(Chart and figure data)
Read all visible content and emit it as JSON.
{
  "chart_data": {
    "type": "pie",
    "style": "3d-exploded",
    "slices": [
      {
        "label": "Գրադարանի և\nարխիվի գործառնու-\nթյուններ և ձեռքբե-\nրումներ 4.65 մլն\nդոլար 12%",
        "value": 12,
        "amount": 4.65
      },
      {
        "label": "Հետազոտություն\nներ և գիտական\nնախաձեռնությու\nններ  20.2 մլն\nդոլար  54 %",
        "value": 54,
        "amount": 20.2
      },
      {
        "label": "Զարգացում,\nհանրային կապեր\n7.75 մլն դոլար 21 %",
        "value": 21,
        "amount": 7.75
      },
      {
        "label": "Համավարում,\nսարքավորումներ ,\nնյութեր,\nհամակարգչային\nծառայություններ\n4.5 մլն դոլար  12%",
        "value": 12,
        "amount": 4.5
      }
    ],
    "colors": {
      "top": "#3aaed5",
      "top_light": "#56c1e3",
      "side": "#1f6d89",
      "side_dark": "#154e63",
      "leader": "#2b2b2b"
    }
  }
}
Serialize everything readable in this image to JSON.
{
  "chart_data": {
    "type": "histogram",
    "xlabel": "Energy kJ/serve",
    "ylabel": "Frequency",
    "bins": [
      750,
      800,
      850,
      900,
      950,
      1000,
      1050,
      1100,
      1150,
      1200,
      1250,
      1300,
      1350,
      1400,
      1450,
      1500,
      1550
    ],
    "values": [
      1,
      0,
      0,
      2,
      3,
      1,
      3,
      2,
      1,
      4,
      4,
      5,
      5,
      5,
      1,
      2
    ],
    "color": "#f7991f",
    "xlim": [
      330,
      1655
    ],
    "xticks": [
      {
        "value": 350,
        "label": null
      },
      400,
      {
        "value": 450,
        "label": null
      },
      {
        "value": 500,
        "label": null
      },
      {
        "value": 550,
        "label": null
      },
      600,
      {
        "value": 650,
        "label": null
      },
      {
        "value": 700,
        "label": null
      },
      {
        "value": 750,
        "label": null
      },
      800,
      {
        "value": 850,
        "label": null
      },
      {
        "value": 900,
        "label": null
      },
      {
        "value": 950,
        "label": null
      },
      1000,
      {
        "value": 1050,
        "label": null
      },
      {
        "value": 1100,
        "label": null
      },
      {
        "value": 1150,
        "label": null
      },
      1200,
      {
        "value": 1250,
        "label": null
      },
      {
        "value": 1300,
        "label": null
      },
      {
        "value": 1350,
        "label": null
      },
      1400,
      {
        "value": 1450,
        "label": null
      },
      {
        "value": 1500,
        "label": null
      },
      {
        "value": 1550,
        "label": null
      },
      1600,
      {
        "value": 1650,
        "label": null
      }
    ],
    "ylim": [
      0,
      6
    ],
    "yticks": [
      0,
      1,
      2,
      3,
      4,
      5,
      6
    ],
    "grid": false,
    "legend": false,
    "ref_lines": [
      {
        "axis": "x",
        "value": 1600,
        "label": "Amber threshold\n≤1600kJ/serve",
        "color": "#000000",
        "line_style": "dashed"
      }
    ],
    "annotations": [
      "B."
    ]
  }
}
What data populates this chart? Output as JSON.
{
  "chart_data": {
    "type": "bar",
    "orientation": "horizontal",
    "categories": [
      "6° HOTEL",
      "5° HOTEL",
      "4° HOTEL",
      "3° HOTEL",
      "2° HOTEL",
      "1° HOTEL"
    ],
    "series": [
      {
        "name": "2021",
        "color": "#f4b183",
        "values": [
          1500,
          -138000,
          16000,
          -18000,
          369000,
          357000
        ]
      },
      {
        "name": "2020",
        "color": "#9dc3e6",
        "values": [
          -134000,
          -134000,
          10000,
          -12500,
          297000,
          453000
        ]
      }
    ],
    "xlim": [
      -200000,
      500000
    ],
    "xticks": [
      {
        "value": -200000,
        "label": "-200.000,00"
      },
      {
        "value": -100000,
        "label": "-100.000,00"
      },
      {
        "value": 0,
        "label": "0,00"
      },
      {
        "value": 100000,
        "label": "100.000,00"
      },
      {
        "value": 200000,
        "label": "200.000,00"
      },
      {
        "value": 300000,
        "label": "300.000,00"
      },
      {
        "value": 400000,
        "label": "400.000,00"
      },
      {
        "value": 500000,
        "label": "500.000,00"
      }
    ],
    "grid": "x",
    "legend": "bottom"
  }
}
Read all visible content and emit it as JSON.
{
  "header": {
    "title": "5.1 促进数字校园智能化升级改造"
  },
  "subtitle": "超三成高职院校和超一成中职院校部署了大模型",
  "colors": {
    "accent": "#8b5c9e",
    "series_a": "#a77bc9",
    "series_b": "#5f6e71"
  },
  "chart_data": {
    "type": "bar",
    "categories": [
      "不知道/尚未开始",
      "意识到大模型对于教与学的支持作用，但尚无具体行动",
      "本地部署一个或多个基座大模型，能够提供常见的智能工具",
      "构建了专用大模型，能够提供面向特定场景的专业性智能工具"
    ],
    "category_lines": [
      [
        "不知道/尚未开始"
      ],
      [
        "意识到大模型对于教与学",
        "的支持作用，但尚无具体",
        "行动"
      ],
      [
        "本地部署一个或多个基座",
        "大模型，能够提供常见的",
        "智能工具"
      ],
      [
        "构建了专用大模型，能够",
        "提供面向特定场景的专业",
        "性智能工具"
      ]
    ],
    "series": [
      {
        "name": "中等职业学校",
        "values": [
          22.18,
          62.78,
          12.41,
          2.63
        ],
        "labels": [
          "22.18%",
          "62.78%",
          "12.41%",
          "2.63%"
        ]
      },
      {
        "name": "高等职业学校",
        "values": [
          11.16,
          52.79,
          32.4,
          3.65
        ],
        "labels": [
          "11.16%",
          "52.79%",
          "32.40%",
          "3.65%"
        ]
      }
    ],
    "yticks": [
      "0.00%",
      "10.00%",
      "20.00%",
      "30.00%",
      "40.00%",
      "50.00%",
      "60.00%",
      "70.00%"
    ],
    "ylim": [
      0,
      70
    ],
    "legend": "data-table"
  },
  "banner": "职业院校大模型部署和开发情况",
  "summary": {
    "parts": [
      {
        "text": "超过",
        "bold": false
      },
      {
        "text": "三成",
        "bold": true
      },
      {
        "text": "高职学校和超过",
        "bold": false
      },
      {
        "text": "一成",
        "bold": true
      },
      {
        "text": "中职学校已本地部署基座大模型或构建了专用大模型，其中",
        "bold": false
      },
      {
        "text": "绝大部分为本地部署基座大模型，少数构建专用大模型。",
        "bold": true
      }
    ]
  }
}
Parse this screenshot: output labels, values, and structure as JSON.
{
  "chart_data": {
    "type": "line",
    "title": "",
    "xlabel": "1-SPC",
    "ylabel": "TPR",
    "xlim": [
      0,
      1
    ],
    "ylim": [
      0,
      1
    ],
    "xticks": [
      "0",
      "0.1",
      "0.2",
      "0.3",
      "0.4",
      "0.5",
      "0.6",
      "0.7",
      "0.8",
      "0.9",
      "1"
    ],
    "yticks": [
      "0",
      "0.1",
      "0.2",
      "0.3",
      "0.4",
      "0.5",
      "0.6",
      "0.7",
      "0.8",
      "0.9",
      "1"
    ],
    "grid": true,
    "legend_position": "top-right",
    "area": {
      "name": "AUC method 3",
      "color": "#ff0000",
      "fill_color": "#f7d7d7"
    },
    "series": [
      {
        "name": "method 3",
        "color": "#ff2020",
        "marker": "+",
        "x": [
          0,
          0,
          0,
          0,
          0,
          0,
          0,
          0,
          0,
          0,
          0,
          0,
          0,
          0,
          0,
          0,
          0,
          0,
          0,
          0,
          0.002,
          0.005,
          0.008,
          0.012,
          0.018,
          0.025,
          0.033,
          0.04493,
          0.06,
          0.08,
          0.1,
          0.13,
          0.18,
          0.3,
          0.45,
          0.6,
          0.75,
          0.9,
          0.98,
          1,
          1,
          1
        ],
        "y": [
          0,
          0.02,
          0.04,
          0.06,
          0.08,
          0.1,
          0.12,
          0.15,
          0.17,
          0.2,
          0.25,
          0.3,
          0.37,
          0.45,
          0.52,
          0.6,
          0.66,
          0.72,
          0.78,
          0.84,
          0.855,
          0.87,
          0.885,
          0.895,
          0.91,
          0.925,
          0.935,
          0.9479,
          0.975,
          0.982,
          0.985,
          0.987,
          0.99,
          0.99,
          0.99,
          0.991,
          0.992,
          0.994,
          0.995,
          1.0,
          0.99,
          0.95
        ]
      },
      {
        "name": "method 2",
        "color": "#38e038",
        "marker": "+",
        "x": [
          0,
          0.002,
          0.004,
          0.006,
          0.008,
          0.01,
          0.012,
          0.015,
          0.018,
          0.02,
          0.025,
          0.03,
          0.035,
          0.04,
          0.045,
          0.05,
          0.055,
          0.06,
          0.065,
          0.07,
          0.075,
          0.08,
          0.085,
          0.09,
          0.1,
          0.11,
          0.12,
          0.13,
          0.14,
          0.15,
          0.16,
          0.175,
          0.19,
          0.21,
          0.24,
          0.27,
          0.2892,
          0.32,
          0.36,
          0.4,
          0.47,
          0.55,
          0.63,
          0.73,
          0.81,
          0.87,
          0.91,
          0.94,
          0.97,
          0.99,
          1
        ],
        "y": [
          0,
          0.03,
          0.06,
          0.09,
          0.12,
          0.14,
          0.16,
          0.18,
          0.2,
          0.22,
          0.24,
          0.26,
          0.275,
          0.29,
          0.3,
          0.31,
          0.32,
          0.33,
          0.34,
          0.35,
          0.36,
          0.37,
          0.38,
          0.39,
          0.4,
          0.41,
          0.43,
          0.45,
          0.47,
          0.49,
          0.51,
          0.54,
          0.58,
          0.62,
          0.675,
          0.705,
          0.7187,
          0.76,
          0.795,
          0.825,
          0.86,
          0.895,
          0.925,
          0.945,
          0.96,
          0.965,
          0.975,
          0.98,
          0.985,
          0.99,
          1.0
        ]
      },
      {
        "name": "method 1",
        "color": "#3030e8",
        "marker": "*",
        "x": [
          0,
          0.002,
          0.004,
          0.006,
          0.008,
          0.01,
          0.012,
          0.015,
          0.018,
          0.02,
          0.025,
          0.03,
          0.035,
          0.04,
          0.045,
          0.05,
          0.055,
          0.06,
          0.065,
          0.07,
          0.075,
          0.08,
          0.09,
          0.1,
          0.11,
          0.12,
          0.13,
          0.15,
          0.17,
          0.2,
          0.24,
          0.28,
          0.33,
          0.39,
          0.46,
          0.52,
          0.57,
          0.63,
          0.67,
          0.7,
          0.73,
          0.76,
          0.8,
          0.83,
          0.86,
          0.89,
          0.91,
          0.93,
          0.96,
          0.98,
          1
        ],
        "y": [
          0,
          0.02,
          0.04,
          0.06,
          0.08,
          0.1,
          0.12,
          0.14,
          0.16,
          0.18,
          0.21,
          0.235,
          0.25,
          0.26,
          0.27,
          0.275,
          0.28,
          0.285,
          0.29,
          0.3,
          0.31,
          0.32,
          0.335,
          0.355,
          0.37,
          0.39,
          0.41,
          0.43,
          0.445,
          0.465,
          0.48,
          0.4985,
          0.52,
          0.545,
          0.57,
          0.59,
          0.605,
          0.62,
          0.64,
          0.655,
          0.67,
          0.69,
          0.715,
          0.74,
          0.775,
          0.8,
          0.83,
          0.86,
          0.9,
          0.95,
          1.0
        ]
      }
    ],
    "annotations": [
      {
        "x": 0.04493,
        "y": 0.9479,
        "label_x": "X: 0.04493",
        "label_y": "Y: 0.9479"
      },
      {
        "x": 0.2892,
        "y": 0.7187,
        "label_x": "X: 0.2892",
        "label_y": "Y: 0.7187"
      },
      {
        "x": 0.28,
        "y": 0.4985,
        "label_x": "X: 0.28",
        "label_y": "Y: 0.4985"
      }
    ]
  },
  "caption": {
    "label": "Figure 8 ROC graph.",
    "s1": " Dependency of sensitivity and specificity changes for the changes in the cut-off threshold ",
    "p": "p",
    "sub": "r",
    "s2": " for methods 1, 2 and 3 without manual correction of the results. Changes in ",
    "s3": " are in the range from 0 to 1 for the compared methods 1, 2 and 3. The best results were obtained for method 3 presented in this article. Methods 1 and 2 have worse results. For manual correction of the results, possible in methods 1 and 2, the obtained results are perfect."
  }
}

▸ **WRITTEN PROBLEM**:
Make a list of all lines in the data that contain "threshold".

▸ **EXERCISE OUTPUT**:
        "label": "Amber threshold\n≤1600kJ/serve",
    "s1": " Dependency of sensitivity and specificity changes for the changes in the cut-off threshold ",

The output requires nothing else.